** EXERCISE PROMPT **
Give every entry again, word for word.

** Dataset entries **
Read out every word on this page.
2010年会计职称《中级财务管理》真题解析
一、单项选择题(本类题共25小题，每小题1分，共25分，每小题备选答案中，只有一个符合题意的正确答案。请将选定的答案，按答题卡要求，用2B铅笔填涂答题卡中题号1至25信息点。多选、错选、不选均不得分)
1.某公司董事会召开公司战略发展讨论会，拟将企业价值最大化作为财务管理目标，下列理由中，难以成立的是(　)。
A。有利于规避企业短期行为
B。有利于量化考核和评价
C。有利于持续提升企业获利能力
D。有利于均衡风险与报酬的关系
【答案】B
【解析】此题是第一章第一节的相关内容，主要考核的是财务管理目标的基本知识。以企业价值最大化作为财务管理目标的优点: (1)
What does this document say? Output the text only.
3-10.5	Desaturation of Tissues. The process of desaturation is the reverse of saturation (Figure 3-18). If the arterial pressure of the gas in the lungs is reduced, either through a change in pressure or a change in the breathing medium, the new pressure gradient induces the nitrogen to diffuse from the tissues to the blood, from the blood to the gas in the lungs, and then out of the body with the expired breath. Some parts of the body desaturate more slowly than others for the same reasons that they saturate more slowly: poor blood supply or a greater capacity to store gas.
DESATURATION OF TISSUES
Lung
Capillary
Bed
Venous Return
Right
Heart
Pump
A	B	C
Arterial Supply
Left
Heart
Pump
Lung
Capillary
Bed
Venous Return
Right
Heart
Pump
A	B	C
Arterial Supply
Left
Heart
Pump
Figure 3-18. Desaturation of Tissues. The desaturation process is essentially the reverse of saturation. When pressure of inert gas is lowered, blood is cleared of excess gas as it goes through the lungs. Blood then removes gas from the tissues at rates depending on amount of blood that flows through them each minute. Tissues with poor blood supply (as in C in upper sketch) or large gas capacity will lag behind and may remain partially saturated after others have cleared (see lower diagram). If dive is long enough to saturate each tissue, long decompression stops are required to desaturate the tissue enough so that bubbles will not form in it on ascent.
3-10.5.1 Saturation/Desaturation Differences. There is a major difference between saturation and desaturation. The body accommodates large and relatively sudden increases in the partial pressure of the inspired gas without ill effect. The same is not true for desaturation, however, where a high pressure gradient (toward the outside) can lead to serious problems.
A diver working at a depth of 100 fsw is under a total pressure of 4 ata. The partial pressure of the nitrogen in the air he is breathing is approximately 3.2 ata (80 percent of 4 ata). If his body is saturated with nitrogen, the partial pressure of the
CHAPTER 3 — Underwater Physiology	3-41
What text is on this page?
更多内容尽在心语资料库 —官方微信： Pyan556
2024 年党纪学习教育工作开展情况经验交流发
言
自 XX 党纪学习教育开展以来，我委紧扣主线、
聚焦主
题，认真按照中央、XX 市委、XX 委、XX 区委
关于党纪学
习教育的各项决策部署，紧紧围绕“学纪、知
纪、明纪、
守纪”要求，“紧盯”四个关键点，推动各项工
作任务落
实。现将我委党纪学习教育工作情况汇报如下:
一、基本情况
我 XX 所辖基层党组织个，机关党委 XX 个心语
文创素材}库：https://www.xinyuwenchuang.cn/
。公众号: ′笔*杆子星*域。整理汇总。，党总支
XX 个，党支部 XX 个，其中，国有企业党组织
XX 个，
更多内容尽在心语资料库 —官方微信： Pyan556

** ANSWER TO THE EXERCISE **
Read out every word on this page.
2010年会计职称《中级财务管理》真题解析
一、单项选择题(本类题共25小题，每小题1分，共25分，每小题备选答案中，只有一个符合题意的正确答案。请将选定的答案，按答题卡要求，用2B铅笔填涂答题卡中题号1至25信息点。多选、错选、不选均不得分)
1.某公司董事会召开公司战略发展讨论会，拟将企业价值最大化作为财务管理目标，下列理由中，难以成立的是(　)。
A。有利于规避企业短期行为
B。有利于量化考核和评价
C。有利于持续提升企业获利能力
D。有利于均衡风险与报酬的关系
【答案】B
【解析】此题是第一章第一节的相关内容，主要考核的是财务管理目标的基本知识。以企业价值最大化作为财务管理目标的优点: (1)
What does this document say? Output the text only.
3-10.5	Desaturation of Tissues. The process of desaturation is the reverse of saturation (Figure 3-18). If the arterial pressure of the gas in the lungs is reduced, either through a change in pressure or a change in the breathing medium, the new pressure gradient induces the nitrogen to diffuse from the tissues to the blood, from the blood to the gas in the lungs, and then out of the body with the expired breath. Some parts of the body desaturate more slowly than others for the same reasons that they saturate more slowly: poor blood supply or a greater capacity to store gas.
DESATURATION OF TISSUES
Lung
Capillary
Bed
Venous Return
Right
Heart
Pump
A	B	C
Arterial Supply
Left
Heart
Pump
Lung
Capillary
Bed
Venous Return
Right
Heart
Pump
A	B	C
Arterial Supply
Left
Heart
Pump
Figure 3-18. Desaturation of Tissues. The desaturation process is essentially the reverse of saturation. When pressure of inert gas is lowered, blood is cleared of excess gas as it goes through the lungs. Blood then removes gas from the tissues at rates depending on amount of blood that flows through them each minute. Tissues with poor blood supply (as in C in upper sketch) or large gas capacity will lag behind and may remain partially saturated after others have cleared (see lower diagram). If dive is long enough to saturate each tissue, long decompression stops are required to desaturate the tissue enough so that bubbles will not form in it on ascent.
3-10.5.1 Saturation/Desaturation Differences. There is a major difference between saturation and desaturation. The body accommodates large and relatively sudden increases in the partial pressure of the inspired gas without ill effect. The same is not true for desaturation, however, where a high pressure gradient (toward the outside) can lead to serious problems.
A diver working at a depth of 100 fsw is under a total pressure of 4 ata. The partial pressure of the nitrogen in the air he is breathing is approximately 3.2 ata (80 percent of 4 ata). If his body is saturated with nitrogen, the partial pressure of the
CHAPTER 3 — Underwater Physiology	3-41
What text is on this page?
更多内容尽在心语资料库 —官方微信： Pyan556
2024 年党纪学习教育工作开展情况经验交流发
言
自 XX 党纪学习教育开展以来，我委紧扣主线、
聚焦主
题，认真按照中央、XX 市委、XX 委、XX 区委
关于党纪学
习教育的各项决策部署，紧紧围绕“学纪、知
纪、明纪、
守纪”要求，“紧盯”四个关键点，推动各项工
作任务落
实。现将我委党纪学习教育工作情况汇报如下:
一、基本情况
我 XX 所辖基层党组织个，机关党委 XX 个心语
文创素材}库：https://www.xinyuwenchuang.cn/
。公众号: ′笔*杆子星*域。整理汇总。，党总支
XX 个，党支部 XX 个，其中，国有企业党组织
XX 个，
更多内容尽在心语资料库 —官方微信： Pyan556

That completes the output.